__Stated task__:
Set down each entry from the block beneath, exactly as written.

__The input__:
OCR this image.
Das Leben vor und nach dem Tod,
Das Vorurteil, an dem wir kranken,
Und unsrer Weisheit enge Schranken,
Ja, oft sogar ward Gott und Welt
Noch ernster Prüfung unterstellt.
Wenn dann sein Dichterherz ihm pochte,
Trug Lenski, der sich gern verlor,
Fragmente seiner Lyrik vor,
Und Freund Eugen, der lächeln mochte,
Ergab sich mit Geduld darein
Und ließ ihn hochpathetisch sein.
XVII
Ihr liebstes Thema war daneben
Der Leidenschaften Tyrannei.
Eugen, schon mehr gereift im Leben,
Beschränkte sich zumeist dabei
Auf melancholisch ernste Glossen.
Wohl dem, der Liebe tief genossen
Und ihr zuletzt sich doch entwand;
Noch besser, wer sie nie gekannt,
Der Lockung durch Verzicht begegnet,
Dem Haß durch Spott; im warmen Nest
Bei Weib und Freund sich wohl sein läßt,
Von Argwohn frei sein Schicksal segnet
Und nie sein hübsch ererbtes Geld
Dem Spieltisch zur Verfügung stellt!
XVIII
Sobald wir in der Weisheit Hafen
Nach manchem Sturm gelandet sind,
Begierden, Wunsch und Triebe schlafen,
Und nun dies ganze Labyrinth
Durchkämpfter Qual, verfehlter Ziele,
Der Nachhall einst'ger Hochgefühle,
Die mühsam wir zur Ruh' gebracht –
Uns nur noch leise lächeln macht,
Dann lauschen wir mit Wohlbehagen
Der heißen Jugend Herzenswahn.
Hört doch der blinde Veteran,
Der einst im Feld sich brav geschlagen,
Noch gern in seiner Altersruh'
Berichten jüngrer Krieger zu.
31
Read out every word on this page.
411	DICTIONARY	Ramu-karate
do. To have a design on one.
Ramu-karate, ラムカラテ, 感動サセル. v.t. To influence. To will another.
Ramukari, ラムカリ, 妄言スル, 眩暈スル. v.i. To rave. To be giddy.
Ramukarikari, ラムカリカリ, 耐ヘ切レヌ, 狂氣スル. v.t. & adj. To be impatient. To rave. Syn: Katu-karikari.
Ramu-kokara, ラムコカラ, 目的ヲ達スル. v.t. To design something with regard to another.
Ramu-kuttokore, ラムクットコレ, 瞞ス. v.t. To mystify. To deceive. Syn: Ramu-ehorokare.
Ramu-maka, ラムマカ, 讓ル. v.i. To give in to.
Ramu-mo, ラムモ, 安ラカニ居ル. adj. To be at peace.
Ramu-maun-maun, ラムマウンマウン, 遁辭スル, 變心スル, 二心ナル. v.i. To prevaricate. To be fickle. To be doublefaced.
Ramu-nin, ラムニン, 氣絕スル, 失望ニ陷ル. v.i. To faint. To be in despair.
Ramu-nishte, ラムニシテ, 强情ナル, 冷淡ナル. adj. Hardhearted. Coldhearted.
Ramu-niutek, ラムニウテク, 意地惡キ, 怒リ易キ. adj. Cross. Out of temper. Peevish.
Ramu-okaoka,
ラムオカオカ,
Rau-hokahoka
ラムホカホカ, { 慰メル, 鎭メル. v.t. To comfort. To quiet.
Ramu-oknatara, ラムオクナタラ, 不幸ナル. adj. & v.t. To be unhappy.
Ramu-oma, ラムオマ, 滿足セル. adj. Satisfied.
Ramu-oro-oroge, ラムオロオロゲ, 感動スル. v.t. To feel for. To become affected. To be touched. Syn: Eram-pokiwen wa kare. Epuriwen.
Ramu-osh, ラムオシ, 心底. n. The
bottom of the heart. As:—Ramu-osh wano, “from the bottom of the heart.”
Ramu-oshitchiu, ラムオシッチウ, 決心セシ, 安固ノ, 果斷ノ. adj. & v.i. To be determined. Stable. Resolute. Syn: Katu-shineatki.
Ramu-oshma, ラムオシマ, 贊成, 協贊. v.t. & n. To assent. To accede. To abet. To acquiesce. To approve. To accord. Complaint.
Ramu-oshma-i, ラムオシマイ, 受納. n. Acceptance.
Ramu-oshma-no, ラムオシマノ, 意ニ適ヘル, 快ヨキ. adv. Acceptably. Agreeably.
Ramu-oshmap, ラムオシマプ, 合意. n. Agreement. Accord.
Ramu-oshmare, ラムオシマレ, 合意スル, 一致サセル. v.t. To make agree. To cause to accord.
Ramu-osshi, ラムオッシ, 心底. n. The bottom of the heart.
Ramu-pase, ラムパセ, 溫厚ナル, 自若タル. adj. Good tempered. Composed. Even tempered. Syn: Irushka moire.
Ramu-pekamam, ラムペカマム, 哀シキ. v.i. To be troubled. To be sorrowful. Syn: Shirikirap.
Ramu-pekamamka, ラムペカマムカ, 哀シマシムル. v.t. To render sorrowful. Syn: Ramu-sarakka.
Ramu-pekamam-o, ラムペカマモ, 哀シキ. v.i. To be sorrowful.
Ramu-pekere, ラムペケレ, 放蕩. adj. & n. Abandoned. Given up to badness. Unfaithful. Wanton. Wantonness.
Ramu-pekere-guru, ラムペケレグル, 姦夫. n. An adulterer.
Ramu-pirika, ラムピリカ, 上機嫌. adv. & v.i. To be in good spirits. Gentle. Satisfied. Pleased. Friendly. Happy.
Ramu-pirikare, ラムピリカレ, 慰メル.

__Result for this exercise__:
OCR this image.
Das Leben vor und nach dem Tod,
Das Vorurteil, an dem wir kranken,
Und unsrer Weisheit enge Schranken,
Ja, oft sogar ward Gott und Welt
Noch ernster Prüfung unterstellt.
Wenn dann sein Dichterherz ihm pochte,
Trug Lenski, der sich gern verlor,
Fragmente seiner Lyrik vor,
Und Freund Eugen, der lächeln mochte,
Ergab sich mit Geduld darein
Und ließ ihn hochpathetisch sein.
XVII
Ihr liebstes Thema war daneben
Der Leidenschaften Tyrannei.
Eugen, schon mehr gereift im Leben,
Beschränkte sich zumeist dabei
Auf melancholisch ernste Glossen.
Wohl dem, der Liebe tief genossen
Und ihr zuletzt sich doch entwand;
Noch besser, wer sie nie gekannt,
Der Lockung durch Verzicht begegnet,
Dem Haß durch Spott; im warmen Nest
Bei Weib und Freund sich wohl sein läßt,
Von Argwohn frei sein Schicksal segnet
Und nie sein hübsch ererbtes Geld
Dem Spieltisch zur Verfügung stellt!
XVIII
Sobald wir in der Weisheit Hafen
Nach manchem Sturm gelandet sind,
Begierden, Wunsch und Triebe schlafen,
Und nun dies ganze Labyrinth
Durchkämpfter Qual, verfehlter Ziele,
Der Nachhall einst'ger Hochgefühle,
Die mühsam wir zur Ruh' gebracht –
Uns nur noch leise lächeln macht,
Dann lauschen wir mit Wohlbehagen
Der heißen Jugend Herzenswahn.
Hört doch der blinde Veteran,
Der einst im Feld sich brav geschlagen,
Noch gern in seiner Altersruh'
Berichten jüngrer Krieger zu.
31
Read out every word on this page.
411	DICTIONARY	Ramu-karate
do. To have a design on one.
Ramu-karate, ラムカラテ, 感動サセル. v.t. To influence. To will another.
Ramukari, ラムカリ, 妄言スル, 眩暈スル. v.i. To rave. To be giddy.
Ramukarikari, ラムカリカリ, 耐ヘ切レヌ, 狂氣スル. v.t. & adj. To be impatient. To rave. Syn: Katu-karikari.
Ramu-kokara, ラムコカラ, 目的ヲ達スル. v.t. To design something with regard to another.
Ramu-kuttokore, ラムクットコレ, 瞞ス. v.t. To mystify. To deceive. Syn: Ramu-ehorokare.
Ramu-maka, ラムマカ, 讓ル. v.i. To give in to.
Ramu-mo, ラムモ, 安ラカニ居ル. adj. To be at peace.
Ramu-maun-maun, ラムマウンマウン, 遁辭スル, 變心スル, 二心ナル. v.i. To prevaricate. To be fickle. To be doublefaced.
Ramu-nin, ラムニン, 氣絕スル, 失望ニ陷ル. v.i. To faint. To be in despair.
Ramu-nishte, ラムニシテ, 强情ナル, 冷淡ナル. adj. Hardhearted. Coldhearted.
Ramu-niutek, ラムニウテク, 意地惡キ, 怒リ易キ. adj. Cross. Out of temper. Peevish.
Ramu-okaoka,
ラムオカオカ,
Rau-hokahoka
ラムホカホカ, { 慰メル, 鎭メル. v.t. To comfort. To quiet.
Ramu-oknatara, ラムオクナタラ, 不幸ナル. adj. & v.t. To be unhappy.
Ramu-oma, ラムオマ, 滿足セル. adj. Satisfied.
Ramu-oro-oroge, ラムオロオロゲ, 感動スル. v.t. To feel for. To become affected. To be touched. Syn: Eram-pokiwen wa kare. Epuriwen.
Ramu-osh, ラムオシ, 心底. n. The
bottom of the heart. As:—Ramu-osh wano, “from the bottom of the heart.”
Ramu-oshitchiu, ラムオシッチウ, 決心セシ, 安固ノ, 果斷ノ. adj. & v.i. To be determined. Stable. Resolute. Syn: Katu-shineatki.
Ramu-oshma, ラムオシマ, 贊成, 協贊. v.t. & n. To assent. To accede. To abet. To acquiesce. To approve. To accord. Complaint.
Ramu-oshma-i, ラムオシマイ, 受納. n. Acceptance.
Ramu-oshma-no, ラムオシマノ, 意ニ適ヘル, 快ヨキ. adv. Acceptably. Agreeably.
Ramu-oshmap, ラムオシマプ, 合意. n. Agreement. Accord.
Ramu-oshmare, ラムオシマレ, 合意スル, 一致サセル. v.t. To make agree. To cause to accord.
Ramu-osshi, ラムオッシ, 心底. n. The bottom of the heart.
Ramu-pase, ラムパセ, 溫厚ナル, 自若タル. adj. Good tempered. Composed. Even tempered. Syn: Irushka moire.
Ramu-pekamam, ラムペカマム, 哀シキ. v.i. To be troubled. To be sorrowful. Syn: Shirikirap.
Ramu-pekamamka, ラムペカマムカ, 哀シマシムル. v.t. To render sorrowful. Syn: Ramu-sarakka.
Ramu-pekamam-o, ラムペカマモ, 哀シキ. v.i. To be sorrowful.
Ramu-pekere, ラムペケレ, 放蕩. adj. & n. Abandoned. Given up to badness. Unfaithful. Wanton. Wantonness.
Ramu-pekere-guru, ラムペケレグル, 姦夫. n. An adulterer.
Ramu-pirika, ラムピリカ, 上機嫌. adv. & v.i. To be in good spirits. Gentle. Satisfied. Pleased. Friendly. Happy.
Ramu-pirikare, ラムピリカレ, 慰メル.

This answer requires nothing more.